Task requirements. The listing below is to be output in its exact form.

Data shown.
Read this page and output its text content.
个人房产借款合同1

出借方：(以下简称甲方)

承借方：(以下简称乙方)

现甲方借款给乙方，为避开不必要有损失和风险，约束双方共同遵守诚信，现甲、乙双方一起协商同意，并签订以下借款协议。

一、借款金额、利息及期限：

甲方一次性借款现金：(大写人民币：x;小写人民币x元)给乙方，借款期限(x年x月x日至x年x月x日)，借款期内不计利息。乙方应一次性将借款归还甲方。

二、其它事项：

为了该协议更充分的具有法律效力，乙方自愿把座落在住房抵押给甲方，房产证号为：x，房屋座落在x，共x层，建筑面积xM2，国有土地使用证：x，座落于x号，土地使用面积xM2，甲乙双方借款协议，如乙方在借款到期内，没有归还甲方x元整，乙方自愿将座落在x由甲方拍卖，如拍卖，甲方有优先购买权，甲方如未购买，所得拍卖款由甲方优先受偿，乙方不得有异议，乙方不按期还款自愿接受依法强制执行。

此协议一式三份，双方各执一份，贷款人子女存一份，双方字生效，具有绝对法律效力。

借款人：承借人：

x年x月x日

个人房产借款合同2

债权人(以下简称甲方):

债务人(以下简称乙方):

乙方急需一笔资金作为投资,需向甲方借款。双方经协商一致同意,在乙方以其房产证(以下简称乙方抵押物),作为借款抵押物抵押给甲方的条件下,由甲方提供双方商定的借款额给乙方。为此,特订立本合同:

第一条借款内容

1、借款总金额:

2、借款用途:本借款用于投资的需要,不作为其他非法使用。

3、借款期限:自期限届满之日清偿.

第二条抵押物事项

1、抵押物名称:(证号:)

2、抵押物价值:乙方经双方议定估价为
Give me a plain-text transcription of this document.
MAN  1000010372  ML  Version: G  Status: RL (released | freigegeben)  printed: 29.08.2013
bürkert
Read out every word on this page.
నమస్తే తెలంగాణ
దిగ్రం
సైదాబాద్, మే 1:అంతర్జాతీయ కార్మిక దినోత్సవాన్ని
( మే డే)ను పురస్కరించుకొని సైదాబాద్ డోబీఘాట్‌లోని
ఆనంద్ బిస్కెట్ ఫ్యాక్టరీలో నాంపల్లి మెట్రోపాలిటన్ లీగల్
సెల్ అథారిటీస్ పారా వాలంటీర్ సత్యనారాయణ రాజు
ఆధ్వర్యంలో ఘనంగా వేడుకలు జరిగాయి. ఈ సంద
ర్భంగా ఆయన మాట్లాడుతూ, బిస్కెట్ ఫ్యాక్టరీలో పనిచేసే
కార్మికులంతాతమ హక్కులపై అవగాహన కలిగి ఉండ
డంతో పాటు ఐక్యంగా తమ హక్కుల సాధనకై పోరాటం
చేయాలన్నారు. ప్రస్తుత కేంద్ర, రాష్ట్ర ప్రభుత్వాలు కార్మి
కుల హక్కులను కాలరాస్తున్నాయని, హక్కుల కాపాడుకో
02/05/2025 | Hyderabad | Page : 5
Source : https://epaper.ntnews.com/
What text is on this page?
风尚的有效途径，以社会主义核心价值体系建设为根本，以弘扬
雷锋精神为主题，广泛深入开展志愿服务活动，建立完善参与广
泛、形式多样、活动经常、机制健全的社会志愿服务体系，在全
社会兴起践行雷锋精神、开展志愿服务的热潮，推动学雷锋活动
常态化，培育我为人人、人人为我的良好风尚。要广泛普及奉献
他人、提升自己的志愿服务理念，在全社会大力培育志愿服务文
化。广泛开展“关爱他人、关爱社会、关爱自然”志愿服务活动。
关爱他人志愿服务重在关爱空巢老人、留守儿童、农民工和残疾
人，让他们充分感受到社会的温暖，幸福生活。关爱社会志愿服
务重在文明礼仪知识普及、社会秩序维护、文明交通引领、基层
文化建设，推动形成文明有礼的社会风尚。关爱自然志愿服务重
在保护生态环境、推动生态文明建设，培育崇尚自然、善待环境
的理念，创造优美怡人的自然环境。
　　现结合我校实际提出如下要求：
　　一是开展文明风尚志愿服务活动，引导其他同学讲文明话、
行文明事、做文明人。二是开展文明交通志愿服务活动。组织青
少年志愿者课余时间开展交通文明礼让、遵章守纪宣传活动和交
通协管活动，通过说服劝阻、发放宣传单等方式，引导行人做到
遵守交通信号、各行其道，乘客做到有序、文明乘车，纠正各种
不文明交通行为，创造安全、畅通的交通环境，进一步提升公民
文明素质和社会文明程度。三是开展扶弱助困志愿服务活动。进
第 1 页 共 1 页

Solution.
Read this page and output its text content.
个人房产借款合同1

出借方：(以下简称甲方)

承借方：(以下简称乙方)

现甲方借款给乙方，为避开不必要有损失和风险，约束双方共同遵守诚信，现甲、乙双方一起协商同意，并签订以下借款协议。

一、借款金额、利息及期限：

甲方一次性借款现金：(大写人民币：x;小写人民币x元)给乙方，借款期限(x年x月x日至x年x月x日)，借款期内不计利息。乙方应一次性将借款归还甲方。

二、其它事项：

为了该协议更充分的具有法律效力，乙方自愿把座落在住房抵押给甲方，房产证号为：x，房屋座落在x，共x层，建筑面积xM2，国有土地使用证：x，座落于x号，土地使用面积xM2，甲乙双方借款协议，如乙方在借款到期内，没有归还甲方x元整，乙方自愿将座落在x由甲方拍卖，如拍卖，甲方有优先购买权，甲方如未购买，所得拍卖款由甲方优先受偿，乙方不得有异议，乙方不按期还款自愿接受依法强制执行。

此协议一式三份，双方各执一份，贷款人子女存一份，双方字生效，具有绝对法律效力。

借款人：承借人：

x年x月x日

个人房产借款合同2

债权人(以下简称甲方):

债务人(以下简称乙方):

乙方急需一笔资金作为投资,需向甲方借款。双方经协商一致同意,在乙方以其房产证(以下简称乙方抵押物),作为借款抵押物抵押给甲方的条件下,由甲方提供双方商定的借款额给乙方。为此,特订立本合同:

第一条借款内容

1、借款总金额:

2、借款用途:本借款用于投资的需要,不作为其他非法使用。

3、借款期限:自期限届满之日清偿.

第二条抵押物事项

1、抵押物名称:(证号:)

2、抵押物价值:乙方经双方议定估价为
Give me a plain-text transcription of this document.
MAN  1000010372  ML  Version: G  Status: RL (released | freigegeben)  printed: 29.08.2013
bürkert
Read out every word on this page.
నమస్తే తెలంగాణ
దిగ్రం
సైదాబాద్, మే 1:అంతర్జాతీయ కార్మిక దినోత్సవాన్ని
( మే డే)ను పురస్కరించుకొని సైదాబాద్ డోబీఘాట్‌లోని
ఆనంద్ బిస్కెట్ ఫ్యాక్టరీలో నాంపల్లి మెట్రోపాలిటన్ లీగల్
సెల్ అథారిటీస్ పారా వాలంటీర్ సత్యనారాయణ రాజు
ఆధ్వర్యంలో ఘనంగా వేడుకలు జరిగాయి. ఈ సంద
ర్భంగా ఆయన మాట్లాడుతూ, బిస్కెట్ ఫ్యాక్టరీలో పనిచేసే
కార్మికులంతాతమ హక్కులపై అవగాహన కలిగి ఉండ
డంతో పాటు ఐక్యంగా తమ హక్కుల సాధనకై పోరాటం
చేయాలన్నారు. ప్రస్తుత కేంద్ర, రాష్ట్ర ప్రభుత్వాలు కార్మి
కుల హక్కులను కాలరాస్తున్నాయని, హక్కుల కాపాడుకో
02/05/2025 | Hyderabad | Page : 5
Source : https://epaper.ntnews.com/
What text is on this page?
风尚的有效途径，以社会主义核心价值体系建设为根本，以弘扬
雷锋精神为主题，广泛深入开展志愿服务活动，建立完善参与广
泛、形式多样、活动经常、机制健全的社会志愿服务体系，在全
社会兴起践行雷锋精神、开展志愿服务的热潮，推动学雷锋活动
常态化，培育我为人人、人人为我的良好风尚。要广泛普及奉献
他人、提升自己的志愿服务理念，在全社会大力培育志愿服务文
化。广泛开展“关爱他人、关爱社会、关爱自然”志愿服务活动。
关爱他人志愿服务重在关爱空巢老人、留守儿童、农民工和残疾
人，让他们充分感受到社会的温暖，幸福生活。关爱社会志愿服
务重在文明礼仪知识普及、社会秩序维护、文明交通引领、基层
文化建设，推动形成文明有礼的社会风尚。关爱自然志愿服务重
在保护生态环境、推动生态文明建设，培育崇尚自然、善待环境
的理念，创造优美怡人的自然环境。
　　现结合我校实际提出如下要求：
　　一是开展文明风尚志愿服务活动，引导其他同学讲文明话、
行文明事、做文明人。二是开展文明交通志愿服务活动。组织青
少年志愿者课余时间开展交通文明礼让、遵章守纪宣传活动和交
通协管活动，通过说服劝阻、发放宣传单等方式，引导行人做到
遵守交通信号、各行其道，乘客做到有序、文明乘车，纠正各种
不文明交通行为，创造安全、畅通的交通环境，进一步提升公民
文明素质和社会文明程度。三是开展扶弱助困志愿服务活动。进
第 1 页 共 1 页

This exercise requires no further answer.